Stated problem: Leave out the pictures and copy everything else in the entries exactly.

* Begin *

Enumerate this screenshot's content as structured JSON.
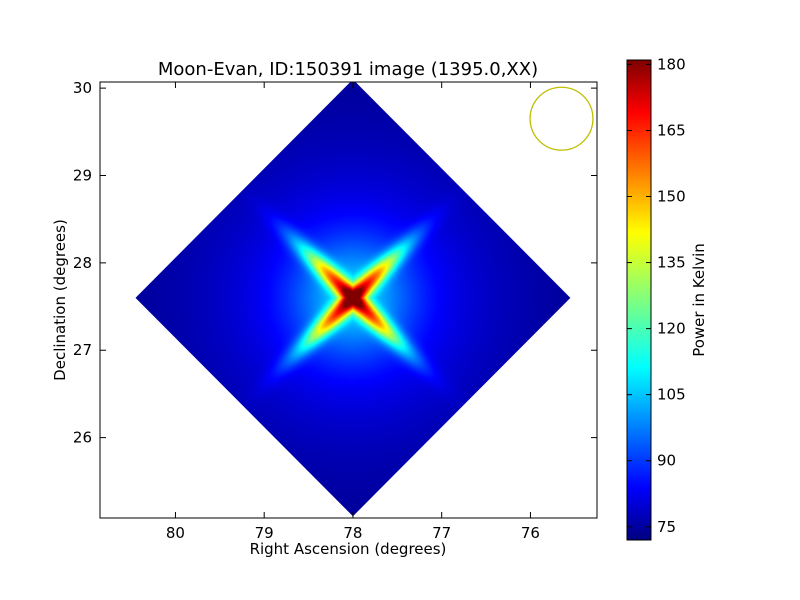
{
  "chart_data": {
    "type": "heatmap",
    "title": "Moon-Evan, ID:150391 image (1395.0,XX)",
    "xlabel": "Right Ascension (degrees)",
    "ylabel": "Declination (degrees)",
    "xlim": [
      80.85,
      75.25
    ],
    "ylim": [
      25.08,
      30.07
    ],
    "xticks": [
      80,
      79,
      78,
      77,
      76
    ],
    "yticks": [
      26,
      27,
      28,
      29,
      30
    ],
    "colorbar": {
      "label": "Power in Kelvin",
      "range": [
        72,
        181
      ],
      "ticks": [
        75,
        90,
        105,
        120,
        135,
        150,
        165,
        180
      ],
      "colormap": "jet"
    },
    "field": {
      "shape": "diamond",
      "center": [
        78.0,
        27.6
      ],
      "half_width_deg": 2.45,
      "half_height_deg": 2.5,
      "background_kelvin_center": 88,
      "background_kelvin_edge": 74
    },
    "source": {
      "position": [
        78.0,
        27.6
      ],
      "peak_kelvin": 181,
      "pattern": "four-armed cross",
      "arm_length_deg": 0.55
    },
    "beam_marker": {
      "center": [
        75.65,
        29.65
      ],
      "radius_deg": 0.36,
      "color": "#bfbf00"
    }
  }
}
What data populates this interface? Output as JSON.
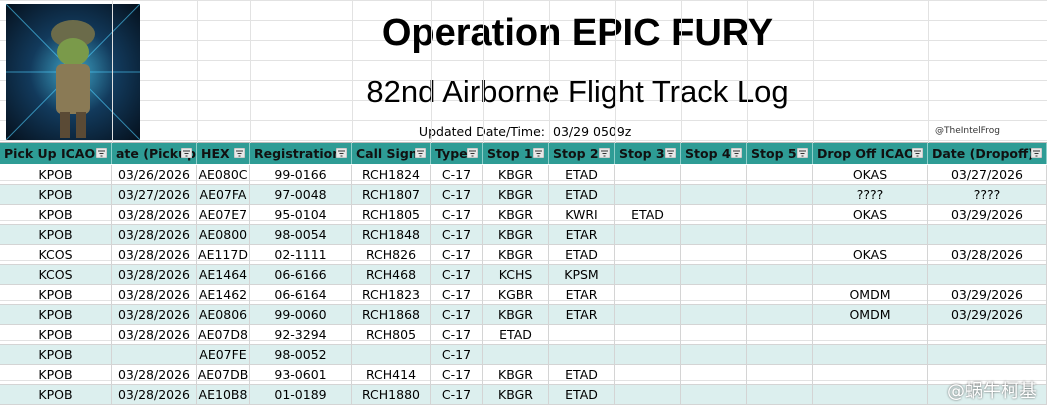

* End *

Reply to the exercise:
Enumerate this screenshot's content as structured JSON.
{
  "chart_data": {
    "type": "heatmap",
    "title": "Moon-Evan, ID:150391 image (1395.0,XX)",
    "xlabel": "Right Ascension (degrees)",
    "ylabel": "Declination (degrees)",
    "xlim": [
      80.85,
      75.25
    ],
    "ylim": [
      25.08,
      30.07
    ],
    "xticks": [
      80,
      79,
      78,
      77,
      76
    ],
    "yticks": [
      26,
      27,
      28,
      29,
      30
    ],
    "colorbar": {
      "label": "Power in Kelvin",
      "range": [
        72,
        181
      ],
      "ticks": [
        75,
        90,
        105,
        120,
        135,
        150,
        165,
        180
      ],
      "colormap": "jet"
    },
    "field": {
      "shape": "diamond",
      "center": [
        78.0,
        27.6
      ],
      "half_width_deg": 2.45,
      "half_height_deg": 2.5,
      "background_kelvin_center": 88,
      "background_kelvin_edge": 74
    },
    "source": {
      "position": [
        78.0,
        27.6
      ],
      "peak_kelvin": 181,
      "pattern": "four-armed cross",
      "arm_length_deg": 0.55
    },
    "beam_marker": {
      "center": [
        75.65,
        29.65
      ],
      "radius_deg": 0.36,
      "color": "#bfbf00"
    }
  }
}
What data populates this interface? Output as JSON.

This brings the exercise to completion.